── Data provided

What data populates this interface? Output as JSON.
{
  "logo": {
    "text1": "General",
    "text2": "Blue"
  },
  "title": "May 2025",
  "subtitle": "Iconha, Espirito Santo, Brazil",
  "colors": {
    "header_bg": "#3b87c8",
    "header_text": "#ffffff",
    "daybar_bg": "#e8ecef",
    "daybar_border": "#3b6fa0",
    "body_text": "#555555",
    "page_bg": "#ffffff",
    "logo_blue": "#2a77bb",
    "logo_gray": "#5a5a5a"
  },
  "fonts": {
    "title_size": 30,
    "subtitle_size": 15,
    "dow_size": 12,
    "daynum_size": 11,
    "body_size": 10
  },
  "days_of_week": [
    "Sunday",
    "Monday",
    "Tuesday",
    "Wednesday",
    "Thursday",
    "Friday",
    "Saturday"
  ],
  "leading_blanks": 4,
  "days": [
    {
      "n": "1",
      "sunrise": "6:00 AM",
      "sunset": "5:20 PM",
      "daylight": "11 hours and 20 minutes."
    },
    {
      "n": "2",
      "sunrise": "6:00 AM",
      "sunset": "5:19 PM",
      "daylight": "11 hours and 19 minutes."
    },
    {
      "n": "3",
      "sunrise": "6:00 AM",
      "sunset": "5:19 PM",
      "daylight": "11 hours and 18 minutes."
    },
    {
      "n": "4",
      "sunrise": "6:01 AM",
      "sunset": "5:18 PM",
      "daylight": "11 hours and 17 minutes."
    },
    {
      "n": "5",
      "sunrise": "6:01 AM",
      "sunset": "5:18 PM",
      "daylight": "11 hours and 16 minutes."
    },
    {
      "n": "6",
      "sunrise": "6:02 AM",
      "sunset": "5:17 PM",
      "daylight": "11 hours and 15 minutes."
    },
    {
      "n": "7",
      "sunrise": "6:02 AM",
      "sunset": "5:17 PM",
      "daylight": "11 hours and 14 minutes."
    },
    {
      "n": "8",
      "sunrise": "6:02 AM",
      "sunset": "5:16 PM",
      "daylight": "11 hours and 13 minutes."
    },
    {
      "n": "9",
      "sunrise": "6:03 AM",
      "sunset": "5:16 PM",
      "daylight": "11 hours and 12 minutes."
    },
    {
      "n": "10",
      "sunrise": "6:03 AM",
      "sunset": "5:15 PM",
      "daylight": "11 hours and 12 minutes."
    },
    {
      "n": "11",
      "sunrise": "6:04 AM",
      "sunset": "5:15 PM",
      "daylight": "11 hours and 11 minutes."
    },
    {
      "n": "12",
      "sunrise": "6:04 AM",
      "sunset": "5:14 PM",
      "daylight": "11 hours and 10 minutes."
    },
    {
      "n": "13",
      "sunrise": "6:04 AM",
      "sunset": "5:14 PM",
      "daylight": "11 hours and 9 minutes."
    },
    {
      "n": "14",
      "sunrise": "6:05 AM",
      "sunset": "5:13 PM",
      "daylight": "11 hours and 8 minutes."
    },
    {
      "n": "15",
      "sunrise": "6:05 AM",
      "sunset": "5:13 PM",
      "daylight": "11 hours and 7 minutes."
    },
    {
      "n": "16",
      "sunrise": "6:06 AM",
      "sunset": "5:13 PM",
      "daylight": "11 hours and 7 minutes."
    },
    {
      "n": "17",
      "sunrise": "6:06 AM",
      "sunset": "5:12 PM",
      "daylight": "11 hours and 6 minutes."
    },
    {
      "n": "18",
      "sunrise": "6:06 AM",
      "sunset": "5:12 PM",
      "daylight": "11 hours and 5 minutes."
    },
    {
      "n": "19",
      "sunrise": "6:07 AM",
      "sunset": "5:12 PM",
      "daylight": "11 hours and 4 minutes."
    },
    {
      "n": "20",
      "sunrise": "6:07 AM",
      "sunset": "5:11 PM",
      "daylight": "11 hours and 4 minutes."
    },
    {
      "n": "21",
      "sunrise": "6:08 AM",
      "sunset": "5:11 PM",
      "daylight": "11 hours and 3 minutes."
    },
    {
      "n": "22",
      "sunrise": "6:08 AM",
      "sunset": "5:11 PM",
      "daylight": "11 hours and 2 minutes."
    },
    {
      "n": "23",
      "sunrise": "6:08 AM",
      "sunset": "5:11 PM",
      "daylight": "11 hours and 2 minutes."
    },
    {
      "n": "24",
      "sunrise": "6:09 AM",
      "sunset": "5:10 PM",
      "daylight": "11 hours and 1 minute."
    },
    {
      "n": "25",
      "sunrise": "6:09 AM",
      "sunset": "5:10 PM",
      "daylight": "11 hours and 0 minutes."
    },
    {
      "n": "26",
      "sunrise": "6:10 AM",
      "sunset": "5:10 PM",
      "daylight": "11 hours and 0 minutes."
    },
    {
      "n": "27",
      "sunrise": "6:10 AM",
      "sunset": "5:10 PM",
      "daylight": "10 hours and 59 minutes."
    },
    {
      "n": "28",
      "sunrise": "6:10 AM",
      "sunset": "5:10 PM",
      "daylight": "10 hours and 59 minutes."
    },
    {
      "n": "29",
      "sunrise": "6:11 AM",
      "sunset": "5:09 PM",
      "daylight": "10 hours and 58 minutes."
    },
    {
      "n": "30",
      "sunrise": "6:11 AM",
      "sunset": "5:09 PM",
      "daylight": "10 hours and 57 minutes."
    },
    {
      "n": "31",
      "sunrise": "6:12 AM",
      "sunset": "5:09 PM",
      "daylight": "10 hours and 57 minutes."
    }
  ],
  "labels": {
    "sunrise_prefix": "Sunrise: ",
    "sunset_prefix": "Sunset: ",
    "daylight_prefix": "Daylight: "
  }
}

────

Output the whole listing above again, word for word.

__Output__
What data populates this interface? Output as JSON.
{
  "logo": {
    "text1": "General",
    "text2": "Blue"
  },
  "title": "May 2025",
  "subtitle": "Iconha, Espirito Santo, Brazil",
  "colors": {
    "header_bg": "#3b87c8",
    "header_text": "#ffffff",
    "daybar_bg": "#e8ecef",
    "daybar_border": "#3b6fa0",
    "body_text": "#555555",
    "page_bg": "#ffffff",
    "logo_blue": "#2a77bb",
    "logo_gray": "#5a5a5a"
  },
  "fonts": {
    "title_size": 30,
    "subtitle_size": 15,
    "dow_size": 12,
    "daynum_size": 11,
    "body_size": 10
  },
  "days_of_week": [
    "Sunday",
    "Monday",
    "Tuesday",
    "Wednesday",
    "Thursday",
    "Friday",
    "Saturday"
  ],
  "leading_blanks": 4,
  "days": [
    {
      "n": "1",
      "sunrise": "6:00 AM",
      "sunset": "5:20 PM",
      "daylight": "11 hours and 20 minutes."
    },
    {
      "n": "2",
      "sunrise": "6:00 AM",
      "sunset": "5:19 PM",
      "daylight": "11 hours and 19 minutes."
    },
    {
      "n": "3",
      "sunrise": "6:00 AM",
      "sunset": "5:19 PM",
      "daylight": "11 hours and 18 minutes."
    },
    {
      "n": "4",
      "sunrise": "6:01 AM",
      "sunset": "5:18 PM",
      "daylight": "11 hours and 17 minutes."
    },
    {
      "n": "5",
      "sunrise": "6:01 AM",
      "sunset": "5:18 PM",
      "daylight": "11 hours and 16 minutes."
    },
    {
      "n": "6",
      "sunrise": "6:02 AM",
      "sunset": "5:17 PM",
      "daylight": "11 hours and 15 minutes."
    },
    {
      "n": "7",
      "sunrise": "6:02 AM",
      "sunset": "5:17 PM",
      "daylight": "11 hours and 14 minutes."
    },
    {
      "n": "8",
      "sunrise": "6:02 AM",
      "sunset": "5:16 PM",
      "daylight": "11 hours and 13 minutes."
    },
    {
      "n": "9",
      "sunrise": "6:03 AM",
      "sunset": "5:16 PM",
      "daylight": "11 hours and 12 minutes."
    },
    {
      "n": "10",
      "sunrise": "6:03 AM",
      "sunset": "5:15 PM",
      "daylight": "11 hours and 12 minutes."
    },
    {
      "n": "11",
      "sunrise": "6:04 AM",
      "sunset": "5:15 PM",
      "daylight": "11 hours and 11 minutes."
    },
    {
      "n": "12",
      "sunrise": "6:04 AM",
      "sunset": "5:14 PM",
      "daylight": "11 hours and 10 minutes."
    },
    {
      "n": "13",
      "sunrise": "6:04 AM",
      "sunset": "5:14 PM",
      "daylight": "11 hours and 9 minutes."
    },
    {
      "n": "14",
      "sunrise": "6:05 AM",
      "sunset": "5:13 PM",
      "daylight": "11 hours and 8 minutes."
    },
    {
      "n": "15",
      "sunrise": "6:05 AM",
      "sunset": "5:13 PM",
      "daylight": "11 hours and 7 minutes."
    },
    {
      "n": "16",
      "sunrise": "6:06 AM",
      "sunset": "5:13 PM",
      "daylight": "11 hours and 7 minutes."
    },
    {
      "n": "17",
      "sunrise": "6:06 AM",
      "sunset": "5:12 PM",
      "daylight": "11 hours and 6 minutes."
    },
    {
      "n": "18",
      "sunrise": "6:06 AM",
      "sunset": "5:12 PM",
      "daylight": "11 hours and 5 minutes."
    },
    {
      "n": "19",
      "sunrise": "6:07 AM",
      "sunset": "5:12 PM",
      "daylight": "11 hours and 4 minutes."
    },
    {
      "n": "20",
      "sunrise": "6:07 AM",
      "sunset": "5:11 PM",
      "daylight": "11 hours and 4 minutes."
    },
    {
      "n": "21",
      "sunrise": "6:08 AM",
      "sunset": "5:11 PM",
      "daylight": "11 hours and 3 minutes."
    },
    {
      "n": "22",
      "sunrise": "6:08 AM",
      "sunset": "5:11 PM",
      "daylight": "11 hours and 2 minutes."
    },
    {
      "n": "23",
      "sunrise": "6:08 AM",
      "sunset": "5:11 PM",
      "daylight": "11 hours and 2 minutes."
    },
    {
      "n": "24",
      "sunrise": "6:09 AM",
      "sunset": "5:10 PM",
      "daylight": "11 hours and 1 minute."
    },
    {
      "n": "25",
      "sunrise": "6:09 AM",
      "sunset": "5:10 PM",
      "daylight": "11 hours and 0 minutes."
    },
    {
      "n": "26",
      "sunrise": "6:10 AM",
      "sunset": "5:10 PM",
      "daylight": "11 hours and 0 minutes."
    },
    {
      "n": "27",
      "sunrise": "6:10 AM",
      "sunset": "5:10 PM",
      "daylight": "10 hours and 59 minutes."
    },
    {
      "n": "28",
      "sunrise": "6:10 AM",
      "sunset": "5:10 PM",
      "daylight": "10 hours and 59 minutes."
    },
    {
      "n": "29",
      "sunrise": "6:11 AM",
      "sunset": "5:09 PM",
      "daylight": "10 hours and 58 minutes."
    },
    {
      "n": "30",
      "sunrise": "6:11 AM",
      "sunset": "5:09 PM",
      "daylight": "10 hours and 57 minutes."
    },
    {
      "n": "31",
      "sunrise": "6:12 AM",
      "sunset": "5:09 PM",
      "daylight": "10 hours and 57 minutes."
    }
  ],
  "labels": {
    "sunrise_prefix": "Sunrise: ",
    "sunset_prefix": "Sunset: ",
    "daylight_prefix": "Daylight: "
  }
}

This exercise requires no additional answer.